--- begin ---

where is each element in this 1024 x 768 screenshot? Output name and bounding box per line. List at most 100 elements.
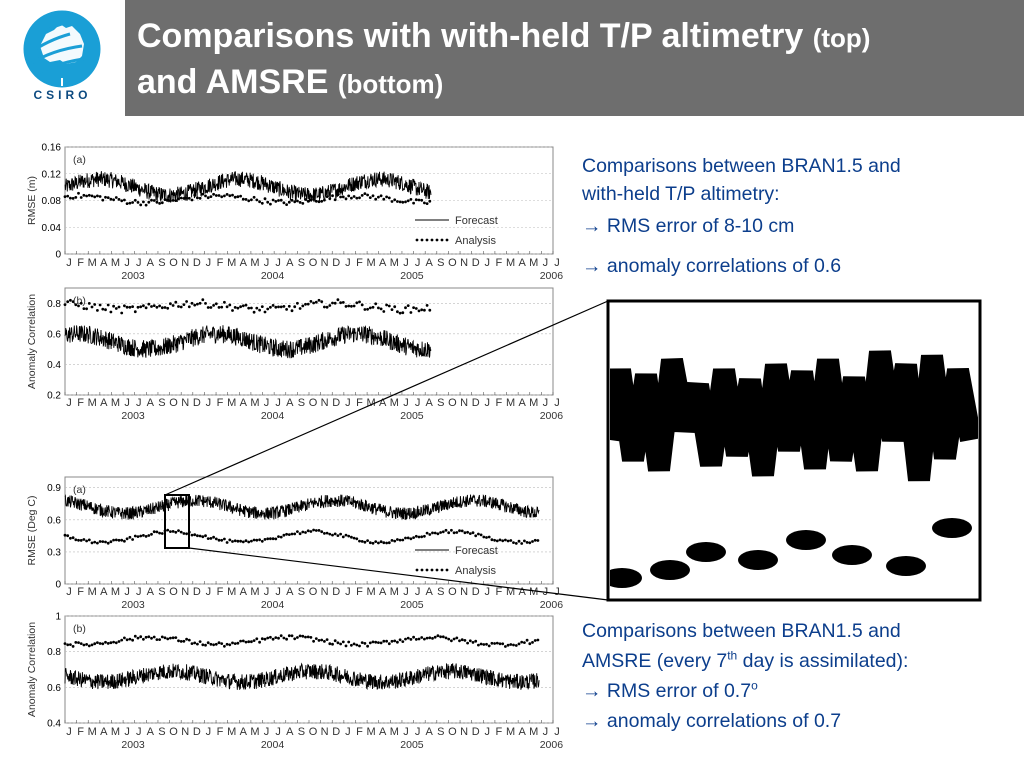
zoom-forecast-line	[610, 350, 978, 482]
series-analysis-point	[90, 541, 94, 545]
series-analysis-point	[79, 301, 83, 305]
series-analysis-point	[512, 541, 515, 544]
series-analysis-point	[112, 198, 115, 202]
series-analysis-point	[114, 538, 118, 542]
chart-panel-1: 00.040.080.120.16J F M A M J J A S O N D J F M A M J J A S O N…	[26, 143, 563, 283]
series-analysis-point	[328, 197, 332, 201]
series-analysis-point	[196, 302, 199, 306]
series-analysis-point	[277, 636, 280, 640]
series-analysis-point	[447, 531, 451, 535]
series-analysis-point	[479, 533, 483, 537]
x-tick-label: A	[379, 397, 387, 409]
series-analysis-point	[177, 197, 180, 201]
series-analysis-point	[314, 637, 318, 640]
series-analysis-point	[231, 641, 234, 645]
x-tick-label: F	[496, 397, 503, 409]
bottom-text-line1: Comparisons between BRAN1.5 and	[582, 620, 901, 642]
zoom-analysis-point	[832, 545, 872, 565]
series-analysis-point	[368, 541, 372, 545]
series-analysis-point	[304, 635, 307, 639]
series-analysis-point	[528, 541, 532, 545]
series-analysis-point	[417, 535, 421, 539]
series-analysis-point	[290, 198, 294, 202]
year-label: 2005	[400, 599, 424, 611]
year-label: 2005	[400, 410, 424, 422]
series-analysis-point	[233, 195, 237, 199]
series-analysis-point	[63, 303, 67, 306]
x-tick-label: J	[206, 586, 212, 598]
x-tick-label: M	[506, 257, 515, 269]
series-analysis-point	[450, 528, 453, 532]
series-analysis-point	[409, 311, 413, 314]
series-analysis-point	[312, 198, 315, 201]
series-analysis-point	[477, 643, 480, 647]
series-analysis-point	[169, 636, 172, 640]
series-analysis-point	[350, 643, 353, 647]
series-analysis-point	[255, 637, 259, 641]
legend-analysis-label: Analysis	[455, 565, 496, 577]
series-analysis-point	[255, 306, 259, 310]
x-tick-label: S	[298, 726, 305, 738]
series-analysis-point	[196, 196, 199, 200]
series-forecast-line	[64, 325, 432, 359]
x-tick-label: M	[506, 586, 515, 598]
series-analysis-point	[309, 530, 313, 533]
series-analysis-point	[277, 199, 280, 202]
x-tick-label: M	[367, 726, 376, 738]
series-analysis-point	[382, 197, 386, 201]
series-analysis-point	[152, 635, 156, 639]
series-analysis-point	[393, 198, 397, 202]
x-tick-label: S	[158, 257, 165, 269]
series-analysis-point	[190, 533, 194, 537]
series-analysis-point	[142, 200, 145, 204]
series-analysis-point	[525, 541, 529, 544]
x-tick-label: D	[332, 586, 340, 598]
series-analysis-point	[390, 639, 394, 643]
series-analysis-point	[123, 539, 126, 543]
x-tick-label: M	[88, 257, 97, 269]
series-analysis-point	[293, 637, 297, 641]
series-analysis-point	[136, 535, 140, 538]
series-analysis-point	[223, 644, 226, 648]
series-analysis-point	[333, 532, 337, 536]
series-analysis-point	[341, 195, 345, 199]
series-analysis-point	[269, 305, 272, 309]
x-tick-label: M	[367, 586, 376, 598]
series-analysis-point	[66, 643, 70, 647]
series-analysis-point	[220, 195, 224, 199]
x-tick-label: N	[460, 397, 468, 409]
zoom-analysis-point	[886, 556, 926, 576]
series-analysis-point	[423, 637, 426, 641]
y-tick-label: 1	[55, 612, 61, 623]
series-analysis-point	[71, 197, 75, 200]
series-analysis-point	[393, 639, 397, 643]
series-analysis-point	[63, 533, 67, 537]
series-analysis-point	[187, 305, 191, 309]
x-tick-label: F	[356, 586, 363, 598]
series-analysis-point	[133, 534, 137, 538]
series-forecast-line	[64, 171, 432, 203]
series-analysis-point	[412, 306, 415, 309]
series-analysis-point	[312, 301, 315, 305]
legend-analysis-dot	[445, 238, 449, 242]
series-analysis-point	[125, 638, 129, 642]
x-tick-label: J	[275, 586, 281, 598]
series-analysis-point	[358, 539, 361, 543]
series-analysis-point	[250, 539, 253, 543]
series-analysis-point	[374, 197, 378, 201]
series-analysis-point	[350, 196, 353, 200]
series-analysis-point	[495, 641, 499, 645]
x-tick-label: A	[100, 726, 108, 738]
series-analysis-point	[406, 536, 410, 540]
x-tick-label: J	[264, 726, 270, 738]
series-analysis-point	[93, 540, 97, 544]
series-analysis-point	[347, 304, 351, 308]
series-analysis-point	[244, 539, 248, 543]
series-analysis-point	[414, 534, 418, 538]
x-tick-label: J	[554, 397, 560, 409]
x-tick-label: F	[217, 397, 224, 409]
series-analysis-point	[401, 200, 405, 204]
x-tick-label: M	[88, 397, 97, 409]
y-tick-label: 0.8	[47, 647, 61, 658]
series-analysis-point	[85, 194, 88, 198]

--- end ---

◆ PROBLEM TO WORK ON ◆
Rewrite all the lines above, switching every "x-tick-label" to "month-label" and keeping everything else the same. Leave out the pictures.

◆ TASK RESULT ◆
where is each element in this 1024 x 768 screenshot? Output name and bounding box per line. List at most 100 elements.
zoom-forecast-line	[610, 350, 978, 482]
series-analysis-point	[90, 541, 94, 545]
series-analysis-point	[79, 301, 83, 305]
series-analysis-point	[512, 541, 515, 544]
series-analysis-point	[112, 198, 115, 202]
series-analysis-point	[114, 538, 118, 542]
chart-panel-1: 00.040.080.120.16J F M A M J J A S O N D J F M A M J J A S O N…	[26, 143, 563, 283]
series-analysis-point	[328, 197, 332, 201]
series-analysis-point	[196, 302, 199, 306]
series-analysis-point	[277, 636, 280, 640]
series-analysis-point	[447, 531, 451, 535]
series-analysis-point	[479, 533, 483, 537]
month-label: A	[379, 397, 387, 409]
series-analysis-point	[177, 197, 180, 201]
series-analysis-point	[314, 637, 318, 640]
series-analysis-point	[231, 641, 234, 645]
month-label: F	[496, 397, 503, 409]
bottom-text-line1: Comparisons between BRAN1.5 and	[582, 620, 901, 642]
zoom-analysis-point	[832, 545, 872, 565]
series-analysis-point	[368, 541, 372, 545]
series-analysis-point	[304, 635, 307, 639]
series-analysis-point	[528, 541, 532, 545]
series-analysis-point	[417, 535, 421, 539]
series-analysis-point	[290, 198, 294, 202]
year-label: 2005	[400, 599, 424, 611]
year-label: 2005	[400, 410, 424, 422]
series-analysis-point	[233, 195, 237, 199]
series-analysis-point	[63, 303, 67, 306]
month-label: J	[206, 586, 212, 598]
month-label: M	[506, 257, 515, 269]
series-analysis-point	[450, 528, 453, 532]
series-analysis-point	[409, 311, 413, 314]
series-analysis-point	[312, 198, 315, 201]
series-analysis-point	[477, 643, 480, 647]
series-analysis-point	[169, 636, 172, 640]
series-analysis-point	[350, 643, 353, 647]
series-analysis-point	[255, 637, 259, 641]
legend-analysis-label: Analysis	[455, 565, 496, 577]
series-analysis-point	[255, 306, 259, 310]
month-label: S	[298, 726, 305, 738]
series-analysis-point	[196, 196, 199, 200]
series-forecast-line	[64, 325, 432, 359]
month-label: M	[506, 586, 515, 598]
series-analysis-point	[309, 530, 313, 533]
series-analysis-point	[277, 199, 280, 202]
month-label: M	[367, 726, 376, 738]
series-analysis-point	[382, 197, 386, 201]
series-analysis-point	[152, 635, 156, 639]
series-analysis-point	[393, 198, 397, 202]
month-label: S	[158, 257, 165, 269]
series-analysis-point	[190, 533, 194, 537]
series-analysis-point	[142, 200, 145, 204]
series-analysis-point	[525, 541, 529, 544]
month-label: D	[332, 586, 340, 598]
series-analysis-point	[390, 639, 394, 643]
series-analysis-point	[123, 539, 126, 543]
month-label: M	[88, 257, 97, 269]
series-analysis-point	[293, 637, 297, 641]
series-analysis-point	[136, 535, 140, 538]
series-analysis-point	[223, 644, 226, 648]
series-analysis-point	[333, 532, 337, 536]
series-analysis-point	[341, 195, 345, 199]
series-analysis-point	[269, 305, 272, 309]
month-label: M	[367, 586, 376, 598]
series-analysis-point	[66, 643, 70, 647]
series-analysis-point	[220, 195, 224, 199]
month-label: N	[460, 397, 468, 409]
zoom-analysis-point	[886, 556, 926, 576]
series-analysis-point	[423, 637, 426, 641]
y-tick-label: 1	[55, 612, 61, 623]
series-analysis-point	[71, 197, 75, 200]
series-analysis-point	[393, 639, 397, 643]
series-analysis-point	[63, 533, 67, 537]
series-analysis-point	[187, 305, 191, 309]
month-label: F	[356, 586, 363, 598]
series-analysis-point	[133, 534, 137, 538]
series-forecast-line	[64, 171, 432, 203]
series-analysis-point	[412, 306, 415, 309]
series-analysis-point	[312, 301, 315, 305]
legend-analysis-dot	[445, 238, 449, 242]
series-analysis-point	[125, 638, 129, 642]
month-label: J	[275, 586, 281, 598]
series-analysis-point	[358, 539, 361, 543]
series-analysis-point	[250, 539, 253, 543]
series-analysis-point	[374, 197, 378, 201]
series-analysis-point	[350, 196, 353, 200]
series-analysis-point	[495, 641, 499, 645]
month-label: A	[100, 726, 108, 738]
series-analysis-point	[406, 536, 410, 540]
month-label: J	[264, 726, 270, 738]
series-analysis-point	[93, 540, 97, 544]
series-analysis-point	[347, 304, 351, 308]
series-analysis-point	[244, 539, 248, 543]
series-analysis-point	[414, 534, 418, 538]
month-label: J	[554, 397, 560, 409]
month-label: F	[217, 397, 224, 409]
series-analysis-point	[401, 200, 405, 204]
month-label: M	[88, 397, 97, 409]
y-tick-label: 0.8	[47, 647, 61, 658]
series-analysis-point	[85, 194, 88, 198]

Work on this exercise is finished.